WHAT THE EXERCISE ASKS ▸
Locate the lines of the listing below that hold "Modalità", then copy each of them.

Figure dataset records
============

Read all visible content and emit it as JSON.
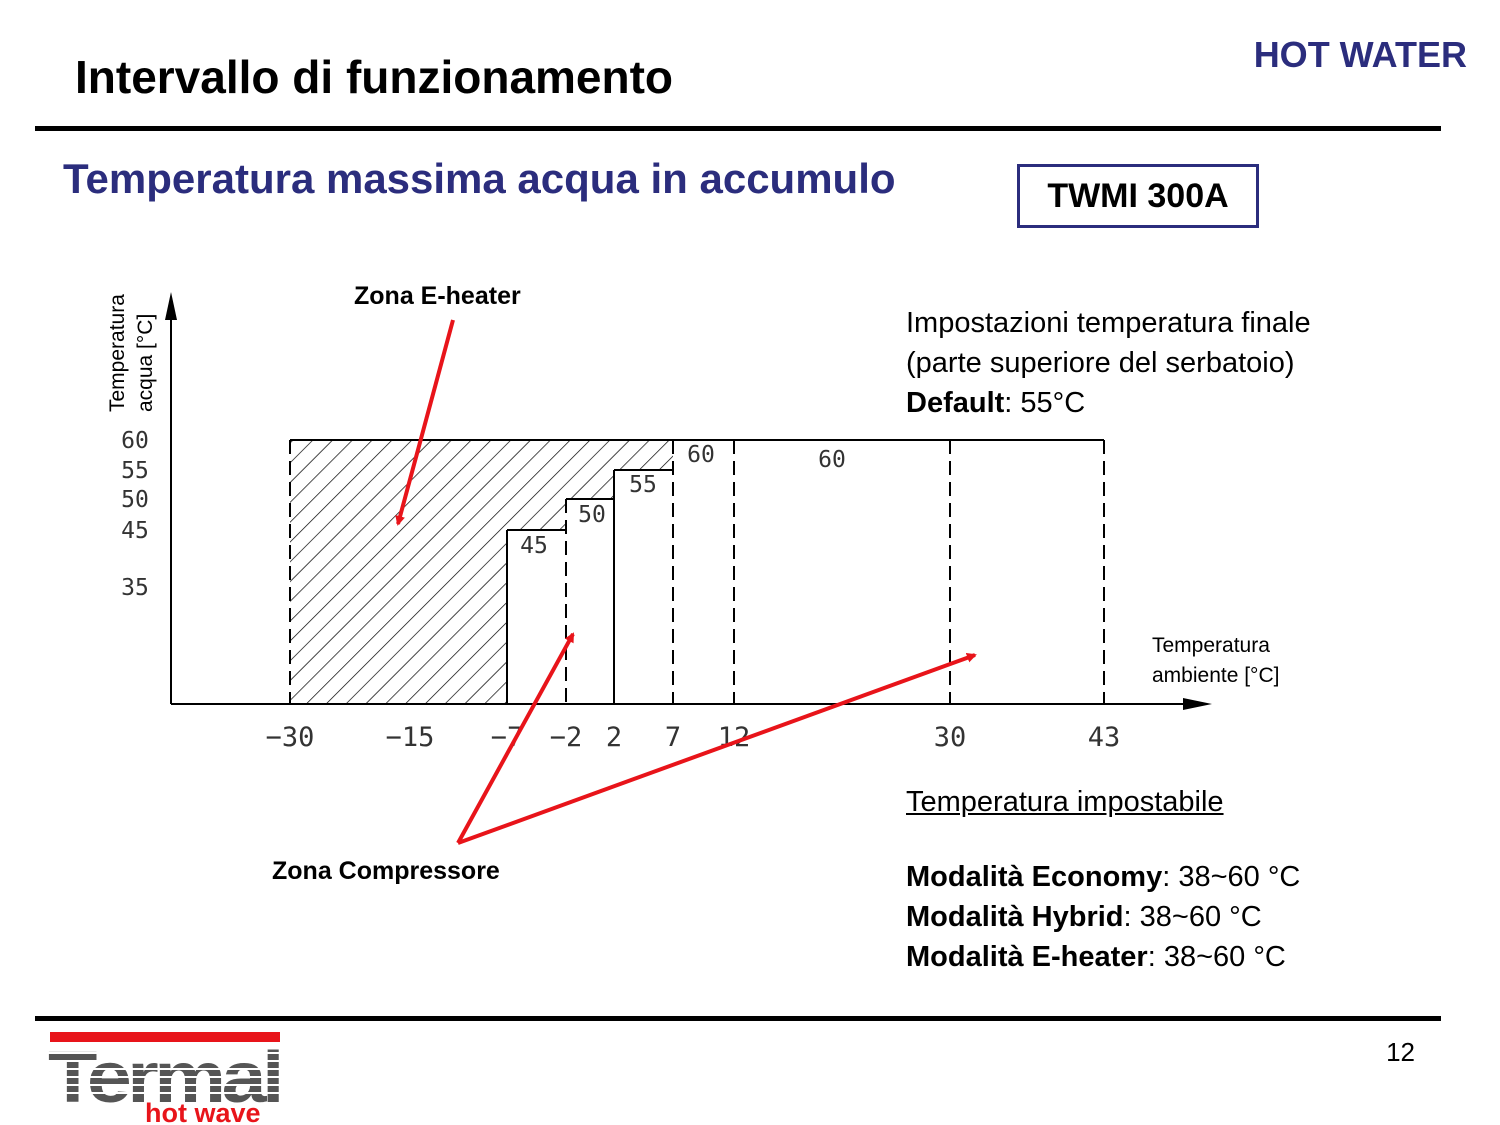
{
  "header": {
    "category": "HOT WATER",
    "title": "Intervallo di funzionamento",
    "subtitle": "Temperatura massima  acqua in accumulo",
    "model": "TWMI 300A"
  },
  "chart_data": {
    "type": "area",
    "ylabel_line1": "Temperatura",
    "ylabel_line2": "acqua [°C]",
    "xlabel_line1": "Temperatura",
    "xlabel_line2": "ambiente [°C]",
    "x_ticks": [
      "-30",
      "-15",
      "-7",
      "-2",
      "2",
      "7",
      "12",
      "30",
      "43"
    ],
    "y_ticks": [
      "60",
      "55",
      "50",
      "45",
      "35"
    ],
    "e_heater_zone": {
      "label": "Zona E-heater",
      "x_range": [
        -30,
        7
      ],
      "y_max": 60
    },
    "compressor_zone": {
      "label": "Zona Compressore",
      "steps": [
        {
          "x_range": [
            -7,
            -2
          ],
          "max_temp": 45,
          "label": "45"
        },
        {
          "x_range": [
            -2,
            2
          ],
          "max_temp": 50,
          "label": "50"
        },
        {
          "x_range": [
            2,
            7
          ],
          "max_temp": 55,
          "label": "55"
        },
        {
          "x_range": [
            7,
            12
          ],
          "max_temp": 60,
          "label": "60"
        },
        {
          "x_range": [
            12,
            43
          ],
          "max_temp": 60,
          "label": "60"
        }
      ]
    },
    "dashed_boundaries": [
      -30,
      -2,
      7,
      12,
      30,
      43
    ],
    "solid_boundaries": [
      -7,
      2
    ]
  },
  "info": {
    "setting_line1": "Impostazioni temperatura finale",
    "setting_line2": "(parte superiore del serbatoio)",
    "default_label": "Default",
    "default_value": ": 55°C",
    "settable_title": "Temperatura impostabile",
    "modes": [
      {
        "name": "Modalità Economy",
        "range": ": 38~60 °C"
      },
      {
        "name": "Modalità Hybrid",
        "range": ": 38~60 °C"
      },
      {
        "name": "Modalità E-heater",
        "range": ": 38~60 °C"
      }
    ]
  },
  "footer": {
    "page": "12",
    "logo_text": "Termal",
    "logo_sub": "hot wave"
  },
  "colors": {
    "accent": "#2b2d7d",
    "arrow": "#e8141a",
    "logo_red": "#e8141a"
  }
}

============

SOLUTION ▸
        "name": "Modalità Economy",
        "name": "Modalità Hybrid",
        "name": "Modalità E-heater",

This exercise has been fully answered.